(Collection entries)

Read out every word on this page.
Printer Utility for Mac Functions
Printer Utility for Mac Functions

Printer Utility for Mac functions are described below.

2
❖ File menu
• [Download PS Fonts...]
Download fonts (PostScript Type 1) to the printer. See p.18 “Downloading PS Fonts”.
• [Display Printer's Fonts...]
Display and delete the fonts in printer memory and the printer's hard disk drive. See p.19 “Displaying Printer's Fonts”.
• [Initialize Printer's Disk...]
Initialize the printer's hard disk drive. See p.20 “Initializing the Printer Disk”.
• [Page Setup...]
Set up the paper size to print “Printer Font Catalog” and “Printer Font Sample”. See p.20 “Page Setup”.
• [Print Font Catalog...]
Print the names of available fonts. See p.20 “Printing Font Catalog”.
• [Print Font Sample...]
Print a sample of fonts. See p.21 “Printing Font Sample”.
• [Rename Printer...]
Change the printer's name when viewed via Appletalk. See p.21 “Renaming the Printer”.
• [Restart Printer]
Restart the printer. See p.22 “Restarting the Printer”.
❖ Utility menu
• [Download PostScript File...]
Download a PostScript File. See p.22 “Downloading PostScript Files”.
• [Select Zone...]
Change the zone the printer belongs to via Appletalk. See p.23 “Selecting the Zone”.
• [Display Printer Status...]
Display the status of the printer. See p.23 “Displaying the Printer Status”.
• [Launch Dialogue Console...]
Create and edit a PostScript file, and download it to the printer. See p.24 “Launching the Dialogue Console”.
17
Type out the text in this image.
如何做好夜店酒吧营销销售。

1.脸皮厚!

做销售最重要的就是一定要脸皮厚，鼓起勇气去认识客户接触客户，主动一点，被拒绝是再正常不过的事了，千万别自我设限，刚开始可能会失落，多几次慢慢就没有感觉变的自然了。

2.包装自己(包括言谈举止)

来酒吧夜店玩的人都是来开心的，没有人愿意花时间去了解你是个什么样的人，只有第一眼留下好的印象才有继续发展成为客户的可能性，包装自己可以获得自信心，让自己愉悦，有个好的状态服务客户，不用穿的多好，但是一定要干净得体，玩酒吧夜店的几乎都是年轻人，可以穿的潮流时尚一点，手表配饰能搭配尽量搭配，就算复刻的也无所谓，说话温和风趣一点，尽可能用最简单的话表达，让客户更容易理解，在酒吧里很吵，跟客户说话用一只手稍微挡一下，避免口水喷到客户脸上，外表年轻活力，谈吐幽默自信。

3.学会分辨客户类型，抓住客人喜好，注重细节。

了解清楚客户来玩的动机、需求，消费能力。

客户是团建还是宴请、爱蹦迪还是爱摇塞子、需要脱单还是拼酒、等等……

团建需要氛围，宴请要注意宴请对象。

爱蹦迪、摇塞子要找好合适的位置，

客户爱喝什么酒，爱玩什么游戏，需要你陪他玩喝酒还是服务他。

◆ WHAT TO WORK ON ◆
Repeat the data in its entirety, character for character.

◆ IN RESPONSE ◆
Read out every word on this page.
Printer Utility for Mac Functions
Printer Utility for Mac Functions

Printer Utility for Mac functions are described below.

2
❖ File menu
• [Download PS Fonts...]
Download fonts (PostScript Type 1) to the printer. See p.18 “Downloading PS Fonts”.
• [Display Printer's Fonts...]
Display and delete the fonts in printer memory and the printer's hard disk drive. See p.19 “Displaying Printer's Fonts”.
• [Initialize Printer's Disk...]
Initialize the printer's hard disk drive. See p.20 “Initializing the Printer Disk”.
• [Page Setup...]
Set up the paper size to print “Printer Font Catalog” and “Printer Font Sample”. See p.20 “Page Setup”.
• [Print Font Catalog...]
Print the names of available fonts. See p.20 “Printing Font Catalog”.
• [Print Font Sample...]
Print a sample of fonts. See p.21 “Printing Font Sample”.
• [Rename Printer...]
Change the printer's name when viewed via Appletalk. See p.21 “Renaming the Printer”.
• [Restart Printer]
Restart the printer. See p.22 “Restarting the Printer”.
❖ Utility menu
• [Download PostScript File...]
Download a PostScript File. See p.22 “Downloading PostScript Files”.
• [Select Zone...]
Change the zone the printer belongs to via Appletalk. See p.23 “Selecting the Zone”.
• [Display Printer Status...]
Display the status of the printer. See p.23 “Displaying the Printer Status”.
• [Launch Dialogue Console...]
Create and edit a PostScript file, and download it to the printer. See p.24 “Launching the Dialogue Console”.
17
Type out the text in this image.
如何做好夜店酒吧营销销售。

1.脸皮厚!

做销售最重要的就是一定要脸皮厚，鼓起勇气去认识客户接触客户，主动一点，被拒绝是再正常不过的事了，千万别自我设限，刚开始可能会失落，多几次慢慢就没有感觉变的自然了。

2.包装自己(包括言谈举止)

来酒吧夜店玩的人都是来开心的，没有人愿意花时间去了解你是个什么样的人，只有第一眼留下好的印象才有继续发展成为客户的可能性，包装自己可以获得自信心，让自己愉悦，有个好的状态服务客户，不用穿的多好，但是一定要干净得体，玩酒吧夜店的几乎都是年轻人，可以穿的潮流时尚一点，手表配饰能搭配尽量搭配，就算复刻的也无所谓，说话温和风趣一点，尽可能用最简单的话表达，让客户更容易理解，在酒吧里很吵，跟客户说话用一只手稍微挡一下，避免口水喷到客户脸上，外表年轻活力，谈吐幽默自信。

3.学会分辨客户类型，抓住客人喜好，注重细节。

了解清楚客户来玩的动机、需求，消费能力。

客户是团建还是宴请、爱蹦迪还是爱摇塞子、需要脱单还是拼酒、等等……

团建需要氛围，宴请要注意宴请对象。

爱蹦迪、摇塞子要找好合适的位置，

客户爱喝什么酒，爱玩什么游戏，需要你陪他玩喝酒还是服务他。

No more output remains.